Exercise: Quote all of the data below exactly, please.

[Extracts from a graphics dataset]
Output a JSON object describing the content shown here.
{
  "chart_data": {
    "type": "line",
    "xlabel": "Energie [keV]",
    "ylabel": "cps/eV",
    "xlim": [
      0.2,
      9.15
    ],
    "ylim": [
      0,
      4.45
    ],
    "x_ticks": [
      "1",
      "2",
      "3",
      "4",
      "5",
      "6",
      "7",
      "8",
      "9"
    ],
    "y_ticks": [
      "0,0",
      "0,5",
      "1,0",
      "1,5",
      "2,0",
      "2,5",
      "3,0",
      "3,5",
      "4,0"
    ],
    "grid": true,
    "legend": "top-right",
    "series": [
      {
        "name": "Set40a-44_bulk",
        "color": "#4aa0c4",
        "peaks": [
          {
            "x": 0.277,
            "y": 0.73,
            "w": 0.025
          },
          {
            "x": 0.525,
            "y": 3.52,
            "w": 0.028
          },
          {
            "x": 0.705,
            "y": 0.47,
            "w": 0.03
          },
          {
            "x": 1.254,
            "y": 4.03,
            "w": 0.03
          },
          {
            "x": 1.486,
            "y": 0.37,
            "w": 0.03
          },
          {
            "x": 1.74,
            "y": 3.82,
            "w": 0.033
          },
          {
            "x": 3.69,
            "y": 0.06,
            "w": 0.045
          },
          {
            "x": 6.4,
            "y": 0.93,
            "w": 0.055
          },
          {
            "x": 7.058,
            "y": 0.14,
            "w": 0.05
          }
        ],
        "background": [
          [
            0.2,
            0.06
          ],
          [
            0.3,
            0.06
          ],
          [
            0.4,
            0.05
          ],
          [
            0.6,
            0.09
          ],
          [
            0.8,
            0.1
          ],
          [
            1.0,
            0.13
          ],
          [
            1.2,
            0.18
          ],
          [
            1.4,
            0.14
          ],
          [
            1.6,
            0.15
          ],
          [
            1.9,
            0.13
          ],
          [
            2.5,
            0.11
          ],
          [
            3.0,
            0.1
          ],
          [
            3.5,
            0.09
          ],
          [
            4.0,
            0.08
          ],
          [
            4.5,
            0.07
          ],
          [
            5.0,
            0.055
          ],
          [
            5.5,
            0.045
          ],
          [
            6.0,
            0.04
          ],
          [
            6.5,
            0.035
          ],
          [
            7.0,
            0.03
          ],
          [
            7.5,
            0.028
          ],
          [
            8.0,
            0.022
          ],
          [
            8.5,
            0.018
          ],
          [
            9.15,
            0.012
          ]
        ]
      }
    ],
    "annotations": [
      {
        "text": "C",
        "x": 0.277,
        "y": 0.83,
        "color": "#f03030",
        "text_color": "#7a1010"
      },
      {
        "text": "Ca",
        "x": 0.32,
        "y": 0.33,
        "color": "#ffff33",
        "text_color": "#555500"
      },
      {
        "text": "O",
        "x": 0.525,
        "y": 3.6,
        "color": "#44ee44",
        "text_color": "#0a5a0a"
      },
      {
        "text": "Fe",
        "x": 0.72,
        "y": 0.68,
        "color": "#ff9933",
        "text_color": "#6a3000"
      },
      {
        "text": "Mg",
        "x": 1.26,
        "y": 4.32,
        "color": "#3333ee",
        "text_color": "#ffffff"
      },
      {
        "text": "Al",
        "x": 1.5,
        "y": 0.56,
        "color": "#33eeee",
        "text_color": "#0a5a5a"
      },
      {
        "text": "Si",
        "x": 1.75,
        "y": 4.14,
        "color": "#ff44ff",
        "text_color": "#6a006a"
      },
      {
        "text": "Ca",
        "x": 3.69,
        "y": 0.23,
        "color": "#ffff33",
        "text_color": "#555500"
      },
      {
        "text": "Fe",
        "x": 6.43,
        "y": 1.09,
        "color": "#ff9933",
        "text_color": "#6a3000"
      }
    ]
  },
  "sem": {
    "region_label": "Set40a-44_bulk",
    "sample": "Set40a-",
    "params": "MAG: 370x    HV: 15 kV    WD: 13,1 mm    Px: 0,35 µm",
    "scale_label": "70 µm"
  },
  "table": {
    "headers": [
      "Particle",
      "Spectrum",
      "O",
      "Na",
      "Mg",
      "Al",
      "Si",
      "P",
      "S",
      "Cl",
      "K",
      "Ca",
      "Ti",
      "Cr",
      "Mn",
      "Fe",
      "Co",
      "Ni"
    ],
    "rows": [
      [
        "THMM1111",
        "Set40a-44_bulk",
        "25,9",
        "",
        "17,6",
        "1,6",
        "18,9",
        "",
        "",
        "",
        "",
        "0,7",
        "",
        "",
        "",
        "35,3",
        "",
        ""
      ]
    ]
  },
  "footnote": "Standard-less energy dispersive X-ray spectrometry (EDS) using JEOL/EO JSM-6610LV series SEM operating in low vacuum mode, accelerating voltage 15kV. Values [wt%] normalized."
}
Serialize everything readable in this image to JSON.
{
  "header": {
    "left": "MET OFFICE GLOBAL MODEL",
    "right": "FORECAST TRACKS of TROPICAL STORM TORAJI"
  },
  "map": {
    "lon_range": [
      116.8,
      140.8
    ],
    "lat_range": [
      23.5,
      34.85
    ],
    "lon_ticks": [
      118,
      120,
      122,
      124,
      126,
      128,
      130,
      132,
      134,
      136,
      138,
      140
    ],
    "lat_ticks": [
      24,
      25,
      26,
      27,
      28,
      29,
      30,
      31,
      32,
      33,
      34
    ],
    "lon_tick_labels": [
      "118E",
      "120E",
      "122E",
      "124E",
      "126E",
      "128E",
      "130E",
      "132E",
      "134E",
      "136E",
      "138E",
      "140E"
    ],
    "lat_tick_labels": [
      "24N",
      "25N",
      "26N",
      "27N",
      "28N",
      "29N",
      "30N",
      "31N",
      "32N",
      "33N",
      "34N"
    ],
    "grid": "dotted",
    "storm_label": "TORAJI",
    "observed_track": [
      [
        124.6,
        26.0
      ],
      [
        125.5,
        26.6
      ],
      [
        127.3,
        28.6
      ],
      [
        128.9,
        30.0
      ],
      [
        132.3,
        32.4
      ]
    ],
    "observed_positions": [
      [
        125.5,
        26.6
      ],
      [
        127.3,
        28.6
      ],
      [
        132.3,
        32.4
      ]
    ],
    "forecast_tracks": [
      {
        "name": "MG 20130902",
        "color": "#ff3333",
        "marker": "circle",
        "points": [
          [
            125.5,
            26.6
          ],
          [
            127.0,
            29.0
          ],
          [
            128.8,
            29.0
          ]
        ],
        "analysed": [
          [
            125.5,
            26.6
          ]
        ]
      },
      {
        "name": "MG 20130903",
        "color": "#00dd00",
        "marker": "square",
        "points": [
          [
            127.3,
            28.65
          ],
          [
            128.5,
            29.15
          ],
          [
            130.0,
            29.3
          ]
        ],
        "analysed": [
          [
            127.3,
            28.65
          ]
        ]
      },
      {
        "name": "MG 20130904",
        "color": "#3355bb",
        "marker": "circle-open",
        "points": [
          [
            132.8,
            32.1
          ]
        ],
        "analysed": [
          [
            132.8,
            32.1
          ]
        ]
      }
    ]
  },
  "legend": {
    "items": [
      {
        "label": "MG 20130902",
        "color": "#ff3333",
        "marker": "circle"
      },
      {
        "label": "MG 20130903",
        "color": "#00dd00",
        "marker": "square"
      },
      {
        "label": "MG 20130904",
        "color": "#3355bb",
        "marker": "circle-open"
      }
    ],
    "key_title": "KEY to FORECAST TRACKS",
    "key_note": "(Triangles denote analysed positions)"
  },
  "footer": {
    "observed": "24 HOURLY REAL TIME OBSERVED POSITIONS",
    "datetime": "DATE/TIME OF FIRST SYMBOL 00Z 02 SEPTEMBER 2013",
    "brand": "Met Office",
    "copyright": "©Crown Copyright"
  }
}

Full solution:
Output a JSON object describing the content shown here.
{
  "chart_data": {
    "type": "line",
    "xlabel": "Energie [keV]",
    "ylabel": "cps/eV",
    "xlim": [
      0.2,
      9.15
    ],
    "ylim": [
      0,
      4.45
    ],
    "x_ticks": [
      "1",
      "2",
      "3",
      "4",
      "5",
      "6",
      "7",
      "8",
      "9"
    ],
    "y_ticks": [
      "0,0",
      "0,5",
      "1,0",
      "1,5",
      "2,0",
      "2,5",
      "3,0",
      "3,5",
      "4,0"
    ],
    "grid": true,
    "legend": "top-right",
    "series": [
      {
        "name": "Set40a-44_bulk",
        "color": "#4aa0c4",
        "peaks": [
          {
            "x": 0.277,
            "y": 0.73,
            "w": 0.025
          },
          {
            "x": 0.525,
            "y": 3.52,
            "w": 0.028
          },
          {
            "x": 0.705,
            "y": 0.47,
            "w": 0.03
          },
          {
            "x": 1.254,
            "y": 4.03,
            "w": 0.03
          },
          {
            "x": 1.486,
            "y": 0.37,
            "w": 0.03
          },
          {
            "x": 1.74,
            "y": 3.82,
            "w": 0.033
          },
          {
            "x": 3.69,
            "y": 0.06,
            "w": 0.045
          },
          {
            "x": 6.4,
            "y": 0.93,
            "w": 0.055
          },
          {
            "x": 7.058,
            "y": 0.14,
            "w": 0.05
          }
        ],
        "background": [
          [
            0.2,
            0.06
          ],
          [
            0.3,
            0.06
          ],
          [
            0.4,
            0.05
          ],
          [
            0.6,
            0.09
          ],
          [
            0.8,
            0.1
          ],
          [
            1.0,
            0.13
          ],
          [
            1.2,
            0.18
          ],
          [
            1.4,
            0.14
          ],
          [
            1.6,
            0.15
          ],
          [
            1.9,
            0.13
          ],
          [
            2.5,
            0.11
          ],
          [
            3.0,
            0.1
          ],
          [
            3.5,
            0.09
          ],
          [
            4.0,
            0.08
          ],
          [
            4.5,
            0.07
          ],
          [
            5.0,
            0.055
          ],
          [
            5.5,
            0.045
          ],
          [
            6.0,
            0.04
          ],
          [
            6.5,
            0.035
          ],
          [
            7.0,
            0.03
          ],
          [
            7.5,
            0.028
          ],
          [
            8.0,
            0.022
          ],
          [
            8.5,
            0.018
          ],
          [
            9.15,
            0.012
          ]
        ]
      }
    ],
    "annotations": [
      {
        "text": "C",
        "x": 0.277,
        "y": 0.83,
        "color": "#f03030",
        "text_color": "#7a1010"
      },
      {
        "text": "Ca",
        "x": 0.32,
        "y": 0.33,
        "color": "#ffff33",
        "text_color": "#555500"
      },
      {
        "text": "O",
        "x": 0.525,
        "y": 3.6,
        "color": "#44ee44",
        "text_color": "#0a5a0a"
      },
      {
        "text": "Fe",
        "x": 0.72,
        "y": 0.68,
        "color": "#ff9933",
        "text_color": "#6a3000"
      },
      {
        "text": "Mg",
        "x": 1.26,
        "y": 4.32,
        "color": "#3333ee",
        "text_color": "#ffffff"
      },
      {
        "text": "Al",
        "x": 1.5,
        "y": 0.56,
        "color": "#33eeee",
        "text_color": "#0a5a5a"
      },
      {
        "text": "Si",
        "x": 1.75,
        "y": 4.14,
        "color": "#ff44ff",
        "text_color": "#6a006a"
      },
      {
        "text": "Ca",
        "x": 3.69,
        "y": 0.23,
        "color": "#ffff33",
        "text_color": "#555500"
      },
      {
        "text": "Fe",
        "x": 6.43,
        "y": 1.09,
        "color": "#ff9933",
        "text_color": "#6a3000"
      }
    ]
  },
  "sem": {
    "region_label": "Set40a-44_bulk",
    "sample": "Set40a-",
    "params": "MAG: 370x    HV: 15 kV    WD: 13,1 mm    Px: 0,35 µm",
    "scale_label": "70 µm"
  },
  "table": {
    "headers": [
      "Particle",
      "Spectrum",
      "O",
      "Na",
      "Mg",
      "Al",
      "Si",
      "P",
      "S",
      "Cl",
      "K",
      "Ca",
      "Ti",
      "Cr",
      "Mn",
      "Fe",
      "Co",
      "Ni"
    ],
    "rows": [
      [
        "THMM1111",
        "Set40a-44_bulk",
        "25,9",
        "",
        "17,6",
        "1,6",
        "18,9",
        "",
        "",
        "",
        "",
        "0,7",
        "",
        "",
        "",
        "35,3",
        "",
        ""
      ]
    ]
  },
  "footnote": "Standard-less energy dispersive X-ray spectrometry (EDS) using JEOL/EO JSM-6610LV series SEM operating in low vacuum mode, accelerating voltage 15kV. Values [wt%] normalized."
}
Serialize everything readable in this image to JSON.
{
  "header": {
    "left": "MET OFFICE GLOBAL MODEL",
    "right": "FORECAST TRACKS of TROPICAL STORM TORAJI"
  },
  "map": {
    "lon_range": [
      116.8,
      140.8
    ],
    "lat_range": [
      23.5,
      34.85
    ],
    "lon_ticks": [
      118,
      120,
      122,
      124,
      126,
      128,
      130,
      132,
      134,
      136,
      138,
      140
    ],
    "lat_ticks": [
      24,
      25,
      26,
      27,
      28,
      29,
      30,
      31,
      32,
      33,
      34
    ],
    "lon_tick_labels": [
      "118E",
      "120E",
      "122E",
      "124E",
      "126E",
      "128E",
      "130E",
      "132E",
      "134E",
      "136E",
      "138E",
      "140E"
    ],
    "lat_tick_labels": [
      "24N",
      "25N",
      "26N",
      "27N",
      "28N",
      "29N",
      "30N",
      "31N",
      "32N",
      "33N",
      "34N"
    ],
    "grid": "dotted",
    "storm_label": "TORAJI",
    "observed_track": [
      [
        124.6,
        26.0
      ],
      [
        125.5,
        26.6
      ],
      [
        127.3,
        28.6
      ],
      [
        128.9,
        30.0
      ],
      [
        132.3,
        32.4
      ]
    ],
    "observed_positions": [
      [
        125.5,
        26.6
      ],
      [
        127.3,
        28.6
      ],
      [
        132.3,
        32.4
      ]
    ],
    "forecast_tracks": [
      {
        "name": "MG 20130902",
        "color": "#ff3333",
        "marker": "circle",
        "points": [
          [
            125.5,
            26.6
          ],
          [
            127.0,
            29.0
          ],
          [
            128.8,
            29.0
          ]
        ],
        "analysed": [
          [
            125.5,
            26.6
          ]
        ]
      },
      {
        "name": "MG 20130903",
        "color": "#00dd00",
        "marker": "square",
        "points": [
          [
            127.3,
            28.65
          ],
          [
            128.5,
            29.15
          ],
          [
            130.0,
            29.3
          ]
        ],
        "analysed": [
          [
            127.3,
            28.65
          ]
        ]
      },
      {
        "name": "MG 20130904",
        "color": "#3355bb",
        "marker": "circle-open",
        "points": [
          [
            132.8,
            32.1
          ]
        ],
        "analysed": [
          [
            132.8,
            32.1
          ]
        ]
      }
    ]
  },
  "legend": {
    "items": [
      {
        "label": "MG 20130902",
        "color": "#ff3333",
        "marker": "circle"
      },
      {
        "label": "MG 20130903",
        "color": "#00dd00",
        "marker": "square"
      },
      {
        "label": "MG 20130904",
        "color": "#3355bb",
        "marker": "circle-open"
      }
    ],
    "key_title": "KEY to FORECAST TRACKS",
    "key_note": "(Triangles denote analysed positions)"
  },
  "footer": {
    "observed": "24 HOURLY REAL TIME OBSERVED POSITIONS",
    "datetime": "DATE/TIME OF FIRST SYMBOL 00Z 02 SEPTEMBER 2013",
    "brand": "Met Office",
    "copyright": "©Crown Copyright"
  }
}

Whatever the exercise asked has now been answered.